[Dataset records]
=-=-=-=-=
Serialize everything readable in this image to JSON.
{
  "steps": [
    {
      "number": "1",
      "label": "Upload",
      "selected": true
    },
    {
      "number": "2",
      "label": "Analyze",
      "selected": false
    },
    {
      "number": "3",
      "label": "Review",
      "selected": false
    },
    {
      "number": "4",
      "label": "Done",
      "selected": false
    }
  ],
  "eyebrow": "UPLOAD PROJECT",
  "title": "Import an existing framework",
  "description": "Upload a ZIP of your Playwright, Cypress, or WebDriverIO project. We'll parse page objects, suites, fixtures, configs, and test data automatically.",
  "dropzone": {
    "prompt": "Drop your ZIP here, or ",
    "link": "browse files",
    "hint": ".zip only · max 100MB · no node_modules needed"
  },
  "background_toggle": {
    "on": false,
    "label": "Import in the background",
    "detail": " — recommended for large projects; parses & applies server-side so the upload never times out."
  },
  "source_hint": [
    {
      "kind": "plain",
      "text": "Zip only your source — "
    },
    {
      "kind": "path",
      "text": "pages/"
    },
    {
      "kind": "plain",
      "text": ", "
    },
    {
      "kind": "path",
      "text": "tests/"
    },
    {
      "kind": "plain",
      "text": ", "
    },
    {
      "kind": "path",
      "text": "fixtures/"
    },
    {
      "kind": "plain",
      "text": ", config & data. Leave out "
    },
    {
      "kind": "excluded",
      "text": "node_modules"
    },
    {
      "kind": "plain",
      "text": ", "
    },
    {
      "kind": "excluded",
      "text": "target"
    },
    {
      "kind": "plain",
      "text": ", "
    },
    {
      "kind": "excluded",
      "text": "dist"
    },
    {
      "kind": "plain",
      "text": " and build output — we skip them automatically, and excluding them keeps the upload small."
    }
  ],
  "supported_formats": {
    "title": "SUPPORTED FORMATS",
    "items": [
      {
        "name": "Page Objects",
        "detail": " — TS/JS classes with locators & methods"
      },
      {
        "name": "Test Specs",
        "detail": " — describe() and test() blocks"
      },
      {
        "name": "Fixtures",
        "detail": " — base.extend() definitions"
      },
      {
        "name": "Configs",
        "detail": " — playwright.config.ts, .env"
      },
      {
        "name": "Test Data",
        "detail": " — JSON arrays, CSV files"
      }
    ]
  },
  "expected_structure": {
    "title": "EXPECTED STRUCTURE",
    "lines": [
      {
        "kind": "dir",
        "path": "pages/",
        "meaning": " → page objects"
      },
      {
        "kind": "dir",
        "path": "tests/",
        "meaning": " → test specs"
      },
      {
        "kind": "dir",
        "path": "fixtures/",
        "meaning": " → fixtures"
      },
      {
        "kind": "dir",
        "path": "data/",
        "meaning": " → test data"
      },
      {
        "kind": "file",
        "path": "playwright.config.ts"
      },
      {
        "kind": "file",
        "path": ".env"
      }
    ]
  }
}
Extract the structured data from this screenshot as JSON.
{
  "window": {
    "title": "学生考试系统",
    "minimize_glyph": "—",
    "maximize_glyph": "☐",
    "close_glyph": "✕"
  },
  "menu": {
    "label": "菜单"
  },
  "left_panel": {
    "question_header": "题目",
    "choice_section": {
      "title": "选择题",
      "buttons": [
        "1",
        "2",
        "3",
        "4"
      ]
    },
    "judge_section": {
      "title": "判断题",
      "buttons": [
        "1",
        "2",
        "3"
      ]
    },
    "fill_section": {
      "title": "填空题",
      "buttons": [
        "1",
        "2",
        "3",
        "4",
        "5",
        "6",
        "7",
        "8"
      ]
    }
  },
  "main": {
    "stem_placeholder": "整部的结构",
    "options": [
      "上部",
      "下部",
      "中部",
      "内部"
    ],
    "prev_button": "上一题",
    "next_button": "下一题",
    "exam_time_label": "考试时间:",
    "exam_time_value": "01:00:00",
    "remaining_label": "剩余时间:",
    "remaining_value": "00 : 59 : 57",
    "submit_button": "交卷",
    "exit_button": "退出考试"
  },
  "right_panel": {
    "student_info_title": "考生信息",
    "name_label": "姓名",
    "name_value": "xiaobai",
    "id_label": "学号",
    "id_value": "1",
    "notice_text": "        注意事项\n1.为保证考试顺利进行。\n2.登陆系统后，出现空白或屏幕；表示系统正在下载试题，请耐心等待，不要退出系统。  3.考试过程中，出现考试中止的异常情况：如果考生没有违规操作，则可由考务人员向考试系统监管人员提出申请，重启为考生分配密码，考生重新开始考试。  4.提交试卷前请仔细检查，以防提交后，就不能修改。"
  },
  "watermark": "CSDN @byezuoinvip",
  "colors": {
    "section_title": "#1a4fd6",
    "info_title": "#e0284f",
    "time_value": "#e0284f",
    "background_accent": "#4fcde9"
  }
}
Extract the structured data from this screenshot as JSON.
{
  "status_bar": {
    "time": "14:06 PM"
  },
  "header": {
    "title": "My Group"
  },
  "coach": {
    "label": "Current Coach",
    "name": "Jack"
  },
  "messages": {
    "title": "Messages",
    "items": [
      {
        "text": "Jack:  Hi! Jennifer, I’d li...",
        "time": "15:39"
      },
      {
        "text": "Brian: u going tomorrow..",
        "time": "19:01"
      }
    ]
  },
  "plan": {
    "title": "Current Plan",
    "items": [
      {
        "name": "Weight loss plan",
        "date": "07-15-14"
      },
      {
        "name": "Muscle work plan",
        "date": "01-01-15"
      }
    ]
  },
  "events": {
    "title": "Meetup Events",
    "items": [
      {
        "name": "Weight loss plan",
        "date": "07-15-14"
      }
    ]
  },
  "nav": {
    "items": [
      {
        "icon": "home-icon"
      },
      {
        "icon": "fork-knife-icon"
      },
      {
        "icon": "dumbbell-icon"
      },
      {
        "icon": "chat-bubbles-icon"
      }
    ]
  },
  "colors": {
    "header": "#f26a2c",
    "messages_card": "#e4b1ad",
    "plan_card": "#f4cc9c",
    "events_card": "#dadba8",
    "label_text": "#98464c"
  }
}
=-=-=-=-=
◆ Exercise brief ◆
Find the string "Jack" in the entries above and return each line that holds it.

◆ Response to this task ◆
    "name": "Jack"
        "text": "Jack:  Hi! Jennifer, I’d li...",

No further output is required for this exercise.